### Instructions for the task
Output every entry exactly, from the first line to the last.

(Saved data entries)
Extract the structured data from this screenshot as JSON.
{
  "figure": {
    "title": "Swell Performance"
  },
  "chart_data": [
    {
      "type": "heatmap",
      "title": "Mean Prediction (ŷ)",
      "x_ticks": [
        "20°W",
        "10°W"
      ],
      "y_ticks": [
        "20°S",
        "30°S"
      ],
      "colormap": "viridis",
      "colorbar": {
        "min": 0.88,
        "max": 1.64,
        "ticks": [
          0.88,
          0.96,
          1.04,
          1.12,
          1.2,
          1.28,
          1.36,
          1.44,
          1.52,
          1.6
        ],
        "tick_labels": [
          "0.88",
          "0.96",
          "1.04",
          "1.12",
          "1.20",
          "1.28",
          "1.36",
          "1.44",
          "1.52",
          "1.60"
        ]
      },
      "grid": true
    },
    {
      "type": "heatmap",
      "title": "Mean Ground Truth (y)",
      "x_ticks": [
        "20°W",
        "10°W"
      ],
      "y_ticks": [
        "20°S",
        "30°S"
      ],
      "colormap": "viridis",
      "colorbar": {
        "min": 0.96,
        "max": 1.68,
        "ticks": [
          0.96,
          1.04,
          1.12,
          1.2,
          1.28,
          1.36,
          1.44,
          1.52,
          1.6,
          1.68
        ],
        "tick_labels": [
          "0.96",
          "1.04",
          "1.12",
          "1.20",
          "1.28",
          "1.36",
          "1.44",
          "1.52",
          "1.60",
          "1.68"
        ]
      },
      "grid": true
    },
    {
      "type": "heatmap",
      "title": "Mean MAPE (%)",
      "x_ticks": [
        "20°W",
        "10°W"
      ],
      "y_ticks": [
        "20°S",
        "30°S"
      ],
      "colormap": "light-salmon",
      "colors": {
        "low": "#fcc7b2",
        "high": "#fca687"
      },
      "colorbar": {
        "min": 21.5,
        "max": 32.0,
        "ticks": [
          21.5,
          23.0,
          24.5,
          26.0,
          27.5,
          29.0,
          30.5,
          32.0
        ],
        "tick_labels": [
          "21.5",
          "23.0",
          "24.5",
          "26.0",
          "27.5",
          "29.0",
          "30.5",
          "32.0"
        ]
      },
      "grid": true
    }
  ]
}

### The output
Extract the structured data from this screenshot as JSON.
{
  "figure": {
    "title": "Swell Performance"
  },
  "chart_data": [
    {
      "type": "heatmap",
      "title": "Mean Prediction (ŷ)",
      "x_ticks": [
        "20°W",
        "10°W"
      ],
      "y_ticks": [
        "20°S",
        "30°S"
      ],
      "colormap": "viridis",
      "colorbar": {
        "min": 0.88,
        "max": 1.64,
        "ticks": [
          0.88,
          0.96,
          1.04,
          1.12,
          1.2,
          1.28,
          1.36,
          1.44,
          1.52,
          1.6
        ],
        "tick_labels": [
          "0.88",
          "0.96",
          "1.04",
          "1.12",
          "1.20",
          "1.28",
          "1.36",
          "1.44",
          "1.52",
          "1.60"
        ]
      },
      "grid": true
    },
    {
      "type": "heatmap",
      "title": "Mean Ground Truth (y)",
      "x_ticks": [
        "20°W",
        "10°W"
      ],
      "y_ticks": [
        "20°S",
        "30°S"
      ],
      "colormap": "viridis",
      "colorbar": {
        "min": 0.96,
        "max": 1.68,
        "ticks": [
          0.96,
          1.04,
          1.12,
          1.2,
          1.28,
          1.36,
          1.44,
          1.52,
          1.6,
          1.68
        ],
        "tick_labels": [
          "0.96",
          "1.04",
          "1.12",
          "1.20",
          "1.28",
          "1.36",
          "1.44",
          "1.52",
          "1.60",
          "1.68"
        ]
      },
      "grid": true
    },
    {
      "type": "heatmap",
      "title": "Mean MAPE (%)",
      "x_ticks": [
        "20°W",
        "10°W"
      ],
      "y_ticks": [
        "20°S",
        "30°S"
      ],
      "colormap": "light-salmon",
      "colors": {
        "low": "#fcc7b2",
        "high": "#fca687"
      },
      "colorbar": {
        "min": 21.5,
        "max": 32.0,
        "ticks": [
          21.5,
          23.0,
          24.5,
          26.0,
          27.5,
          29.0,
          30.5,
          32.0
        ],
        "tick_labels": [
          "21.5",
          "23.0",
          "24.5",
          "26.0",
          "27.5",
          "29.0",
          "30.5",
          "32.0"
        ]
      },
      "grid": true
    }
  ]
}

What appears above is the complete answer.